### Written exercise
Show every line of the records below that contains the word "δαπάνη".

### Provided material

'''

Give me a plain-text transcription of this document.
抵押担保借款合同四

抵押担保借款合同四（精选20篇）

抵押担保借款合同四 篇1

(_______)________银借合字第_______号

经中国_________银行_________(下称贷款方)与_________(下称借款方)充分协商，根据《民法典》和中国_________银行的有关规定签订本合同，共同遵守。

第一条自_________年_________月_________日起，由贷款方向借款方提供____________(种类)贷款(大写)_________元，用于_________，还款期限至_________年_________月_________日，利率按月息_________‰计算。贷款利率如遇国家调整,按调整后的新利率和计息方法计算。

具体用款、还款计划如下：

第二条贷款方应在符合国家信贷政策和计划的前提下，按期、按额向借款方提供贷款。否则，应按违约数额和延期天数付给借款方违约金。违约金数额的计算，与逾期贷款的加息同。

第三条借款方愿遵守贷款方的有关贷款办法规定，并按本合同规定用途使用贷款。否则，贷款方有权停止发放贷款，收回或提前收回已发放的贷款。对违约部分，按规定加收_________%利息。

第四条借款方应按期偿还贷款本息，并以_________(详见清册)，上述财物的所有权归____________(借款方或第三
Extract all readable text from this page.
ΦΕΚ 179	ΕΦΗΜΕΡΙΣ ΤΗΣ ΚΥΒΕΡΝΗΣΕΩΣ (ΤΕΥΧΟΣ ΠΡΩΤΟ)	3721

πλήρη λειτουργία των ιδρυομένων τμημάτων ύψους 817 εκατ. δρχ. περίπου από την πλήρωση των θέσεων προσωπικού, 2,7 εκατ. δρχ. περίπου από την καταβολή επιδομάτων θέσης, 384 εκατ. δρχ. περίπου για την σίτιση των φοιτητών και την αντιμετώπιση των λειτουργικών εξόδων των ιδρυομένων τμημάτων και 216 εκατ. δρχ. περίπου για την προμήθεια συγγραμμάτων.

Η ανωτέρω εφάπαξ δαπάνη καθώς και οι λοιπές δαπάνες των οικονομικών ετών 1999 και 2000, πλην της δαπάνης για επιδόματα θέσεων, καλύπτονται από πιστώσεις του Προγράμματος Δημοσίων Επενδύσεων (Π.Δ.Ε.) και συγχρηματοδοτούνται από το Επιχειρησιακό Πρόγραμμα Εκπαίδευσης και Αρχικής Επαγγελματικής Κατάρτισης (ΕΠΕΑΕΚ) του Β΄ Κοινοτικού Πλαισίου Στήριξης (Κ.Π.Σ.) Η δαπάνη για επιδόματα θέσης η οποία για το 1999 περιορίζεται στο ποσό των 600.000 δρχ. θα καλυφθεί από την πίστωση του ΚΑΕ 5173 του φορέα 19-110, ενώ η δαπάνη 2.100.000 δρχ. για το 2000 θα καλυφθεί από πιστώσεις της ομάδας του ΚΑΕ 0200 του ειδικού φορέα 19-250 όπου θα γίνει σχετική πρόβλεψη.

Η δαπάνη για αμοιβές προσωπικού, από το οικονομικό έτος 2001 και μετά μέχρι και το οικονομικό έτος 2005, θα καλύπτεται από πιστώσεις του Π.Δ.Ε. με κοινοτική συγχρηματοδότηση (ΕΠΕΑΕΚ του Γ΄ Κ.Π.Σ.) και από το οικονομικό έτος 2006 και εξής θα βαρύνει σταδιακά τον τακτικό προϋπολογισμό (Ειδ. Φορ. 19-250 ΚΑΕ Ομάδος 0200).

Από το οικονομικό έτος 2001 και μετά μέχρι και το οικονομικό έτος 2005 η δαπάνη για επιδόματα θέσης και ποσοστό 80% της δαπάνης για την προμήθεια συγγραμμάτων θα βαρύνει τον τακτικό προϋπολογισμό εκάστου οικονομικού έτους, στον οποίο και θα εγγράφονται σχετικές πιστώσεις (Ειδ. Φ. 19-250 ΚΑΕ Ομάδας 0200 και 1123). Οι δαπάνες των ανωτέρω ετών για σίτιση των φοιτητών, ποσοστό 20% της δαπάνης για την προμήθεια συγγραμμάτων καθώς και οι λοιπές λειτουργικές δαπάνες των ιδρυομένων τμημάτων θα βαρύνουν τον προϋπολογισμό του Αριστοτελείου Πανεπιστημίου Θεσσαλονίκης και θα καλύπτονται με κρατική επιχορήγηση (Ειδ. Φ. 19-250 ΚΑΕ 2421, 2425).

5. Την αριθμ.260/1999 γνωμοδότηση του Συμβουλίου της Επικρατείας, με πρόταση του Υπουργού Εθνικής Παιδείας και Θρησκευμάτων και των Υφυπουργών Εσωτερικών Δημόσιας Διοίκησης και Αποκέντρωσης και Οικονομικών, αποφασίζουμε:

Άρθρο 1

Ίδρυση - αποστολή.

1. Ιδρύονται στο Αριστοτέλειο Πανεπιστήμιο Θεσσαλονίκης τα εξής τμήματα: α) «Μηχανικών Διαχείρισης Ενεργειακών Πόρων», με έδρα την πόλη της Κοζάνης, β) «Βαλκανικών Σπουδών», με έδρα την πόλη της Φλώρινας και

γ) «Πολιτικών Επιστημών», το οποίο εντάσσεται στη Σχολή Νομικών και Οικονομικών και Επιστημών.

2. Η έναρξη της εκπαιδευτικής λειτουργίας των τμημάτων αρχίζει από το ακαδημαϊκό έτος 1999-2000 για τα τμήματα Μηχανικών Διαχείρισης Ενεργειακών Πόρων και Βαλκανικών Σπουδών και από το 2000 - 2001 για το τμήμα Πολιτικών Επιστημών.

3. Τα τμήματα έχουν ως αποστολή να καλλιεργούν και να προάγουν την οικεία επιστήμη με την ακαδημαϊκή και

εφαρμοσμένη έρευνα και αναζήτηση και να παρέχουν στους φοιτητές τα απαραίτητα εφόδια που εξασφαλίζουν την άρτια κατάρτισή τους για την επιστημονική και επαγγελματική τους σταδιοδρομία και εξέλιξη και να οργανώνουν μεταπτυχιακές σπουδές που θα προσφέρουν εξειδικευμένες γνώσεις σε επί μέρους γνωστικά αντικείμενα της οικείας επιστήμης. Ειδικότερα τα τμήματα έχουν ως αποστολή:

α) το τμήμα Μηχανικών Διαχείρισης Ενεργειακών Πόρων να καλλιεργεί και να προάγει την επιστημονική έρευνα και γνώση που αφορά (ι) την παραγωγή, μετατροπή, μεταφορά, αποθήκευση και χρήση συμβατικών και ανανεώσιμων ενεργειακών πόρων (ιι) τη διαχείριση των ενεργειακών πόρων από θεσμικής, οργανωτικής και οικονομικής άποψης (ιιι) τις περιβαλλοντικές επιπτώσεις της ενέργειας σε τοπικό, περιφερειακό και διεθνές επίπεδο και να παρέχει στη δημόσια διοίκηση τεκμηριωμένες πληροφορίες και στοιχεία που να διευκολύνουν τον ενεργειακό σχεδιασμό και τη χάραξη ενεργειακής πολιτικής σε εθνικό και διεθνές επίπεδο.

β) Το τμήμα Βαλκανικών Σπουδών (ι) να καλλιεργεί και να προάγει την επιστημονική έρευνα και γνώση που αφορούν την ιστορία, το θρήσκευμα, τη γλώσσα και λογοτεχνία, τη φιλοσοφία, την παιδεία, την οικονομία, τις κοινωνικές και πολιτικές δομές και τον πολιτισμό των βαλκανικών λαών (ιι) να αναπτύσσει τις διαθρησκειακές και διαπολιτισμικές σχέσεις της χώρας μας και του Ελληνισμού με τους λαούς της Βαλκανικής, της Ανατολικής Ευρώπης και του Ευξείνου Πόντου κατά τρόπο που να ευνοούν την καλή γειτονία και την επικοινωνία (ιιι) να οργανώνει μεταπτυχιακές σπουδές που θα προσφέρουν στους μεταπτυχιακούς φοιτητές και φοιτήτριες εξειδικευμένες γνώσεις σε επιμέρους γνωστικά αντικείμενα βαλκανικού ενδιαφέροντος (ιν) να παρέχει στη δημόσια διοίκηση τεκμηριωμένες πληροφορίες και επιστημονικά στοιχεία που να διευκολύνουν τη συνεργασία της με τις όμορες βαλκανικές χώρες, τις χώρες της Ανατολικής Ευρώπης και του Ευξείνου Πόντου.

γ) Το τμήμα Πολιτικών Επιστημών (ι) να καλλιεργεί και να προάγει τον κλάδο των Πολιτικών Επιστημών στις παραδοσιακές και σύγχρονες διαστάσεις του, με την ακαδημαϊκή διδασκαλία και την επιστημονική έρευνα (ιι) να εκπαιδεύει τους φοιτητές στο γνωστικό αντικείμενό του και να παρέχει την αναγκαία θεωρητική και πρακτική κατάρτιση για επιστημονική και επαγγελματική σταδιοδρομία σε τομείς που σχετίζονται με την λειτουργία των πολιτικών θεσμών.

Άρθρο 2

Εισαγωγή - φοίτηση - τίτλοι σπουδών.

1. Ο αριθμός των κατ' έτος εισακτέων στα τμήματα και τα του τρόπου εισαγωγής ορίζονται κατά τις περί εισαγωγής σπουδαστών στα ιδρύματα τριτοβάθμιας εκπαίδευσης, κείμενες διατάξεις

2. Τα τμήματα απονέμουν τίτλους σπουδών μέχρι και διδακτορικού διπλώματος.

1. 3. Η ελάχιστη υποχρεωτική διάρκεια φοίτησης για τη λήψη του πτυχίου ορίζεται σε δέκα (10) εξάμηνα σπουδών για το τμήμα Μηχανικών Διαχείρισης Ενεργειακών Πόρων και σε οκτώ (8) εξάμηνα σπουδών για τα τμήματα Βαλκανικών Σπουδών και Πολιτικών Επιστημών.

'''

### Exercise answer
Η ανωτέρω εφάπαξ δαπάνη καθώς και οι λοιπές δαπάνες των οικονομικών ετών 1999 και 2000, πλην της δαπάνης για επιδόματα θέσεων, καλύπτονται από πιστώσεις του Προγράμματος Δημοσίων Επενδύσεων (Π.Δ.Ε.) και συγχρηματοδοτούνται από το Επιχειρησιακό Πρόγραμμα Εκπαίδευσης και Αρχικής Επαγγελματικής Κατάρτισης (ΕΠΕΑΕΚ) του Β΄ Κοινοτικού Πλαισίου Στήριξης (Κ.Π.Σ.) Η δαπάνη για επιδόματα θέσης η οποία για το 1999 περιορίζεται στο ποσό των 600.000 δρχ. θα καλυφθεί από την πίστωση του ΚΑΕ 5173 του φορέα 19-110, ενώ η δαπάνη 2.100.000 δρχ. για το 2000 θα καλυφθεί από πιστώσεις της ομάδας του ΚΑΕ 0200 του ειδικού φορέα 19-250 όπου θα γίνει σχετική πρόβλεψη.
Η δαπάνη για αμοιβές προσωπικού, από το οικονομικό έτος 2001 και μετά μέχρι και το οικονομικό έτος 2005, θα καλύπτεται από πιστώσεις του Π.Δ.Ε. με κοινοτική συγχρηματοδότηση (ΕΠΕΑΕΚ του Γ΄ Κ.Π.Σ.) και από το οικονομικό έτος 2006 και εξής θα βαρύνει σταδιακά τον τακτικό προϋπολογισμό (Ειδ. Φορ. 19-250 ΚΑΕ Ομάδος 0200).
Από το οικονομικό έτος 2001 και μετά μέχρι και το οικονομικό έτος 2005 η δαπάνη για επιδόματα θέσης και ποσοστό 80% της δαπάνης για την προμήθεια συγγραμμάτων θα βαρύνει τον τακτικό προϋπολογισμό εκάστου οικονομικού έτους, στον οποίο και θα εγγράφονται σχετικές πιστώσεις (Ειδ. Φ. 19-250 ΚΑΕ Ομάδας 0200 και 1123). Οι δαπάνες των ανωτέρω ετών για σίτιση των φοιτητών, ποσοστό 20% της δαπάνης για την προμήθεια συγγραμμάτων καθώς και οι λοιπές λειτουργικές δαπάνες των ιδρυομένων τμημάτων θα βαρύνουν τον προϋπολογισμό του Αριστοτελείου Πανεπιστημίου Θεσσαλονίκης και θα καλύπτονται με κρατική επιχορήγηση (Ειδ. Φ. 19-250 ΚΑΕ 2421, 2425).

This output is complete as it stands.